• **EXTRACTED ENTRIES**
------------

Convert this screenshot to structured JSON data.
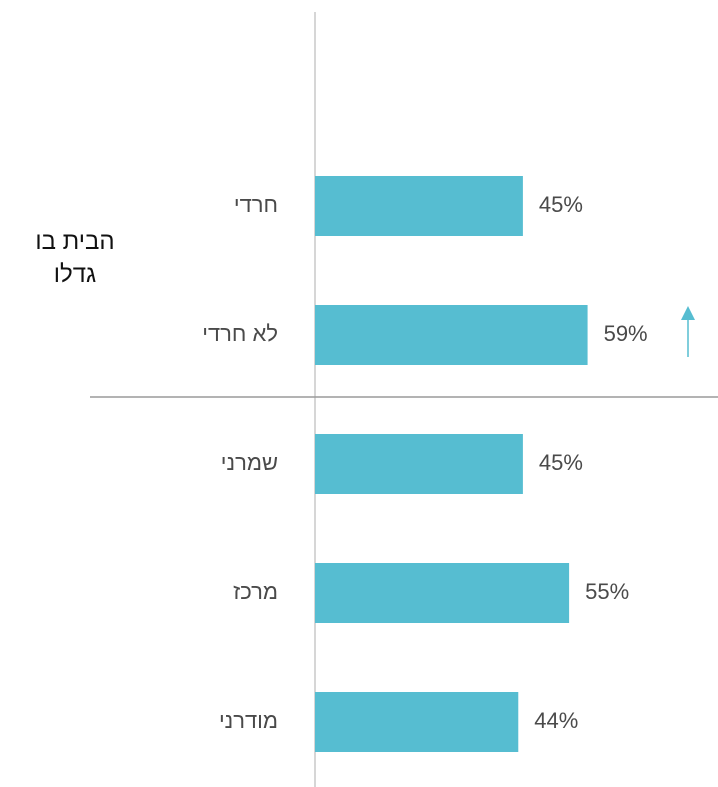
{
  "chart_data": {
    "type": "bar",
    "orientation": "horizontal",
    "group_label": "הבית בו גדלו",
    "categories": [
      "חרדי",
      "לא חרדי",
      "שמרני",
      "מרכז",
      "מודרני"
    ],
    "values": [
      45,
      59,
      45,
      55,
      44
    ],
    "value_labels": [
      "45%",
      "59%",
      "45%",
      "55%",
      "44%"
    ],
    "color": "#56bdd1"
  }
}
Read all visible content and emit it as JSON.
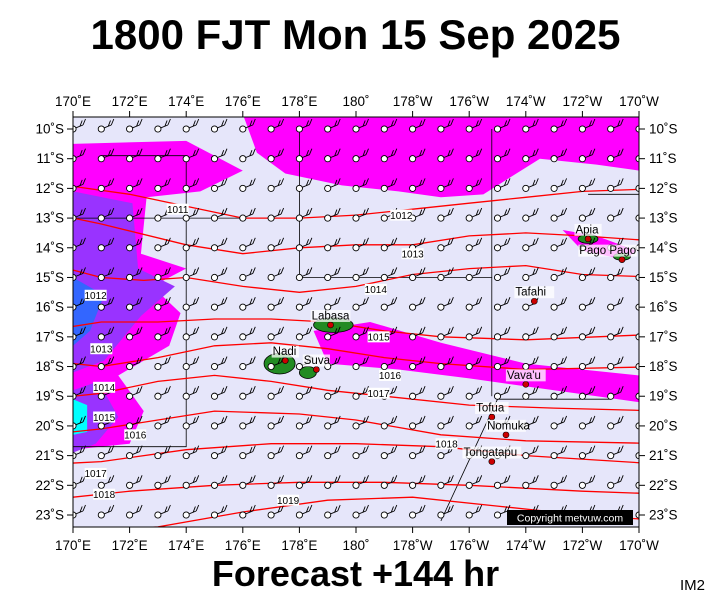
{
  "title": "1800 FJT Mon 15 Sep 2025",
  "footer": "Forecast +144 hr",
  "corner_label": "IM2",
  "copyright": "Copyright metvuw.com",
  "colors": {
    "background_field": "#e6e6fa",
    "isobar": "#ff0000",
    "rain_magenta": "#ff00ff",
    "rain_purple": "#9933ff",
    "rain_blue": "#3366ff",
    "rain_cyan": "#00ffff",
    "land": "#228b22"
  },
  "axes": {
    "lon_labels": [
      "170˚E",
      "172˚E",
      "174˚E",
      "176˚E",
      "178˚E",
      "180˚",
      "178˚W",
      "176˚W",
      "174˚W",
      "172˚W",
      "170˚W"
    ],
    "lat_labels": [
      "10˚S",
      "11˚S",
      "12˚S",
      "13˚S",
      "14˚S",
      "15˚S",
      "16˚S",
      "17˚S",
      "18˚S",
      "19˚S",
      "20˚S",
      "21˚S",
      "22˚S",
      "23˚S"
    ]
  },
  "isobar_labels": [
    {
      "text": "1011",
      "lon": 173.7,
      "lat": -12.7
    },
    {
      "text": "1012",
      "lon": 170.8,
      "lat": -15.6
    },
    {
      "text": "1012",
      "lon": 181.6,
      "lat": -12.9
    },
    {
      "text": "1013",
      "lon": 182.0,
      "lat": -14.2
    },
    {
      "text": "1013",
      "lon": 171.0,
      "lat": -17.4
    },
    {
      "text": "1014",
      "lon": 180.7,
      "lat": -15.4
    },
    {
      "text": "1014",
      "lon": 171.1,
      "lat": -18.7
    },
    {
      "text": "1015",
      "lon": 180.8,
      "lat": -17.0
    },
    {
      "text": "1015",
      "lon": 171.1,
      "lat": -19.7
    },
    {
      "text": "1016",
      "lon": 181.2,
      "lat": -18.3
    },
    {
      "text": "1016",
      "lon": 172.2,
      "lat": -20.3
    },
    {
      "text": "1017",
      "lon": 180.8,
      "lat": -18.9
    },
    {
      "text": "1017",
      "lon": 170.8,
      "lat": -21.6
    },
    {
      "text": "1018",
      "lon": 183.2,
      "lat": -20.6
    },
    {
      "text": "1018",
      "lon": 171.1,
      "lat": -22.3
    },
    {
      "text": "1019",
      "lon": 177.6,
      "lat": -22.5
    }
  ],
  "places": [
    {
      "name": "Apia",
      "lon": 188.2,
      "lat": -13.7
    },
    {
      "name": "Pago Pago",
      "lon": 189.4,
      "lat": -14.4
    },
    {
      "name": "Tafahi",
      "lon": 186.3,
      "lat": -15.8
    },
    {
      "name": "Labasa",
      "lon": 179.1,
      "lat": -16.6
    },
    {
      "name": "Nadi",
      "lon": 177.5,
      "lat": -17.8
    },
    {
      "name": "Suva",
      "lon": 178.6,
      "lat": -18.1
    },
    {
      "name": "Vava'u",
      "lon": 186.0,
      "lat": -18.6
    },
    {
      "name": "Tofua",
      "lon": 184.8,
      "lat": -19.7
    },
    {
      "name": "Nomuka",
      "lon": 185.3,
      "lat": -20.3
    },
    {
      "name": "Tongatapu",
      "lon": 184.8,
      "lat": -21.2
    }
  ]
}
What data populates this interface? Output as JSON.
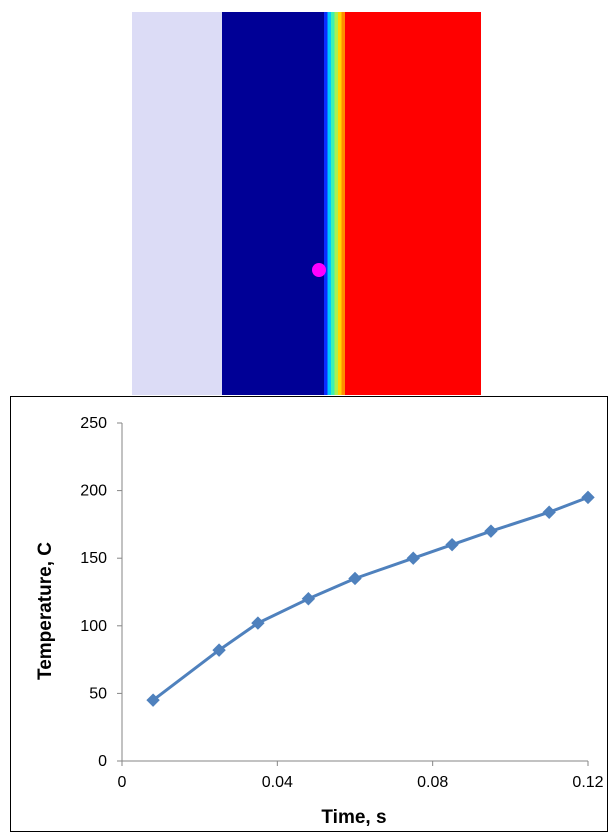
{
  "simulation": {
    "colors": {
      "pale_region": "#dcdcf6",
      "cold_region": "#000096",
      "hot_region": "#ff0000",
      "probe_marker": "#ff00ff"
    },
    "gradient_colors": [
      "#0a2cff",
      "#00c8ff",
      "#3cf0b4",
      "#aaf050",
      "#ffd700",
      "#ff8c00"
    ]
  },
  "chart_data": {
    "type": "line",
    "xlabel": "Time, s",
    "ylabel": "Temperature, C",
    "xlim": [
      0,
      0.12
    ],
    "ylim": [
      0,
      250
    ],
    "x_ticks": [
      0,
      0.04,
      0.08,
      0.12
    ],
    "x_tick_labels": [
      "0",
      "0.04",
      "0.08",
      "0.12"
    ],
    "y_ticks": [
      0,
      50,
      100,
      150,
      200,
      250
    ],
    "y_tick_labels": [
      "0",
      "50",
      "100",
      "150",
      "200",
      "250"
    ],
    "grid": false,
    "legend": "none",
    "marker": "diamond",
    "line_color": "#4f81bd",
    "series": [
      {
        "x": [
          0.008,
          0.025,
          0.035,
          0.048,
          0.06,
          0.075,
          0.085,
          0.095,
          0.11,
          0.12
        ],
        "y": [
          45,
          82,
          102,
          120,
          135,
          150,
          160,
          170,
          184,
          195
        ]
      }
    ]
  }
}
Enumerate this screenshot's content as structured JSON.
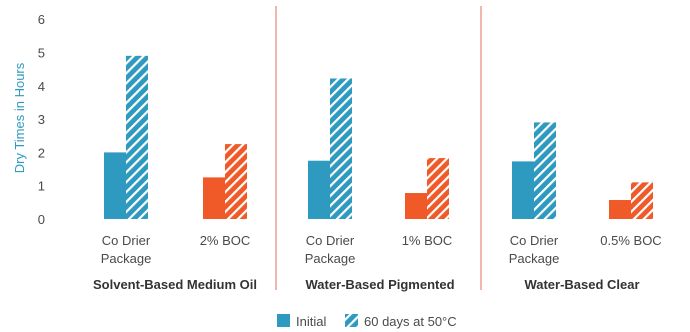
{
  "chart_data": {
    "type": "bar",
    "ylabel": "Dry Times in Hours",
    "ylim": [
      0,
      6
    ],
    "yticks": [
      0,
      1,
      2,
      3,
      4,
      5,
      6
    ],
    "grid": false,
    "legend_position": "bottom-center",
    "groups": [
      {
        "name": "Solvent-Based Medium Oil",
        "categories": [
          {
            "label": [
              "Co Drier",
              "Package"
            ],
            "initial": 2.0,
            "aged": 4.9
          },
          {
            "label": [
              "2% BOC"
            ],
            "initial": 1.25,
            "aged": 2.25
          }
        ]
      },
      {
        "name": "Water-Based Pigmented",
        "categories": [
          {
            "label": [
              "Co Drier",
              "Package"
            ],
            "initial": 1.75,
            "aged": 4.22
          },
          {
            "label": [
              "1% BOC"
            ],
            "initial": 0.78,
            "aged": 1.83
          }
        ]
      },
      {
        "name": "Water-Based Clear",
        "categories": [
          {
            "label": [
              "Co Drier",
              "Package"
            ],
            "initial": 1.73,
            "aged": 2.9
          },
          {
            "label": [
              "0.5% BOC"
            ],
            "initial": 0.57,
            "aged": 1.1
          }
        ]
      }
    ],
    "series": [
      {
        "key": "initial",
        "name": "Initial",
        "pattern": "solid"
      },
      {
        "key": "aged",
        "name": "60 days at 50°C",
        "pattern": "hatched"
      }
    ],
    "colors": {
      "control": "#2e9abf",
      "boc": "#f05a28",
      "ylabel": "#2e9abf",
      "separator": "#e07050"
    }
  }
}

------------

Keep the pictures out of the copy and write out the data exactly as it stands.

Convert this screenshot to structured JSON data.
{
  "chart_data": {
    "type": "bar",
    "orientation": "horizontal",
    "group_label": "הבית בו גדלו",
    "categories": [
      "חרדי",
      "לא חרדי",
      "שמרני",
      "מרכז",
      "מודרני"
    ],
    "values": [
      45,
      59,
      45,
      55,
      44
    ],
    "value_labels": [
      "45%",
      "59%",
      "45%",
      "55%",
      "44%"
    ],
    "color": "#56bdd1"
  }
}
Read all visible content and emit it as JSON.
{
  "title": "1800 FJT Mon 15 Sep 2025",
  "footer": "Forecast +144 hr",
  "corner_label": "IM2",
  "copyright": "Copyright metvuw.com",
  "colors": {
    "background_field": "#e6e6fa",
    "isobar": "#ff0000",
    "rain_magenta": "#ff00ff",
    "rain_purple": "#9933ff",
    "rain_blue": "#3366ff",
    "rain_cyan": "#00ffff",
    "land": "#228b22"
  },
  "axes": {
    "lon_labels": [
      "170˚E",
      "172˚E",
      "174˚E",
      "176˚E",
      "178˚E",
      "180˚",
      "178˚W",
      "176˚W",
      "174˚W",
      "172˚W",
      "170˚W"
    ],
    "lat_labels": [
      "10˚S",
      "11˚S",
      "12˚S",
      "13˚S",
      "14˚S",
      "15˚S",
      "16˚S",
      "17˚S",
      "18˚S",
      "19˚S",
      "20˚S",
      "21˚S",
      "22˚S",
      "23˚S"
    ]
  },
  "isobar_labels": [
    {
      "text": "1011",
      "lon": 173.7,
      "lat": -12.7
    },
    {
      "text": "1012",
      "lon": 170.8,
      "lat": -15.6
    },
    {
      "text": "1012",
      "lon": 181.6,
      "lat": -12.9
    },
    {
      "text": "1013",
      "lon": 182.0,
      "lat": -14.2
    },
    {
      "text": "1013",
      "lon": 171.0,
      "lat": -17.4
    },
    {
      "text": "1014",
      "lon": 180.7,
      "lat": -15.4
    },
    {
      "text": "1014",
      "lon": 171.1,
      "lat": -18.7
    },
    {
      "text": "1015",
      "lon": 180.8,
      "lat": -17.0
    },
    {
      "text": "1015",
      "lon": 171.1,
      "lat": -19.7
    },
    {
      "text": "1016",
      "lon": 181.2,
      "lat": -18.3
    },
    {
      "text": "1016",
      "lon": 172.2,
      "lat": -20.3
    },
    {
      "text": "1017",
      "lon": 180.8,
      "lat": -18.9
    },
    {
      "text": "1017",
      "lon": 170.8,
      "lat": -21.6
    },
    {
      "text": "1018",
      "lon": 183.2,
      "lat": -20.6
    },
    {
      "text": "1018",
      "lon": 171.1,
      "lat": -22.3
    },
    {
      "text": "1019",
      "lon": 177.6,
      "lat": -22.5
    }
  ],
  "places": [
    {
      "name": "Apia",
      "lon": 188.2,
      "lat": -13.7
    },
    {
      "name": "Pago Pago",
      "lon": 189.4,
      "lat": -14.4
    },
    {
      "name": "Tafahi",
      "lon": 186.3,
      "lat": -15.8
    },
    {
      "name": "Labasa",
      "lon": 179.1,
      "lat": -16.6
    },
    {
      "name": "Nadi",
      "lon": 177.5,
      "lat": -17.8
    },
    {
      "name": "Suva",
      "lon": 178.6,
      "lat": -18.1
    },
    {
      "name": "Vava'u",
      "lon": 186.0,
      "lat": -18.6
    },
    {
      "name": "Tofua",
      "lon": 184.8,
      "lat": -19.7
    },
    {
      "name": "Nomuka",
      "lon": 185.3,
      "lat": -20.3
    },
    {
      "name": "Tongatapu",
      "lon": 184.8,
      "lat": -21.2
    }
  ]
}
What data populates this interface? Output as JSON.
{
  "simulation": {
    "colors": {
      "pale_region": "#dcdcf6",
      "cold_region": "#000096",
      "hot_region": "#ff0000",
      "probe_marker": "#ff00ff"
    },
    "gradient_colors": [
      "#0a2cff",
      "#00c8ff",
      "#3cf0b4",
      "#aaf050",
      "#ffd700",
      "#ff8c00"
    ]
  },
  "chart_data": {
    "type": "line",
    "xlabel": "Time, s",
    "ylabel": "Temperature, C",
    "xlim": [
      0,
      0.12
    ],
    "ylim": [
      0,
      250
    ],
    "x_ticks": [
      0,
      0.04,
      0.08,
      0.12
    ],
    "x_tick_labels": [
      "0",
      "0.04",
      "0.08",
      "0.12"
    ],
    "y_ticks": [
      0,
      50,
      100,
      150,
      200,
      250
    ],
    "y_tick_labels": [
      "0",
      "50",
      "100",
      "150",
      "200",
      "250"
    ],
    "grid": false,
    "legend": "none",
    "marker": "diamond",
    "line_color": "#4f81bd",
    "series": [
      {
        "x": [
          0.008,
          0.025,
          0.035,
          0.048,
          0.06,
          0.075,
          0.085,
          0.095,
          0.11,
          0.12
        ],
        "y": [
          45,
          82,
          102,
          120,
          135,
          150,
          160,
          170,
          184,
          195
        ]
      }
    ]
  }
}
Enumerate this screenshot's content as structured JSON.
{
  "chart_data": {
    "type": "bar",
    "ylabel": "Dry Times in Hours",
    "ylim": [
      0,
      6
    ],
    "yticks": [
      0,
      1,
      2,
      3,
      4,
      5,
      6
    ],
    "grid": false,
    "legend_position": "bottom-center",
    "groups": [
      {
        "name": "Solvent-Based Medium Oil",
        "categories": [
          {
            "label": [
              "Co Drier",
              "Package"
            ],
            "initial": 2.0,
            "aged": 4.9
          },
          {
            "label": [
              "2% BOC"
            ],
            "initial": 1.25,
            "aged": 2.25
          }
        ]
      },
      {
        "name": "Water-Based Pigmented",
        "categories": [
          {
            "label": [
              "Co Drier",
              "Package"
            ],
            "initial": 1.75,
            "aged": 4.22
          },
          {
            "label": [
              "1% BOC"
            ],
            "initial": 0.78,
            "aged": 1.83
          }
        ]
      },
      {
        "name": "Water-Based Clear",
        "categories": [
          {
            "label": [
              "Co Drier",
              "Package"
            ],
            "initial": 1.73,
            "aged": 2.9
          },
          {
            "label": [
              "0.5% BOC"
            ],
            "initial": 0.57,
            "aged": 1.1
          }
        ]
      }
    ],
    "series": [
      {
        "key": "initial",
        "name": "Initial",
        "pattern": "solid"
      },
      {
        "key": "aged",
        "name": "60 days at 50°C",
        "pattern": "hatched"
      }
    ],
    "colors": {
      "control": "#2e9abf",
      "boc": "#f05a28",
      "ylabel": "#2e9abf",
      "separator": "#e07050"
    }
  }
}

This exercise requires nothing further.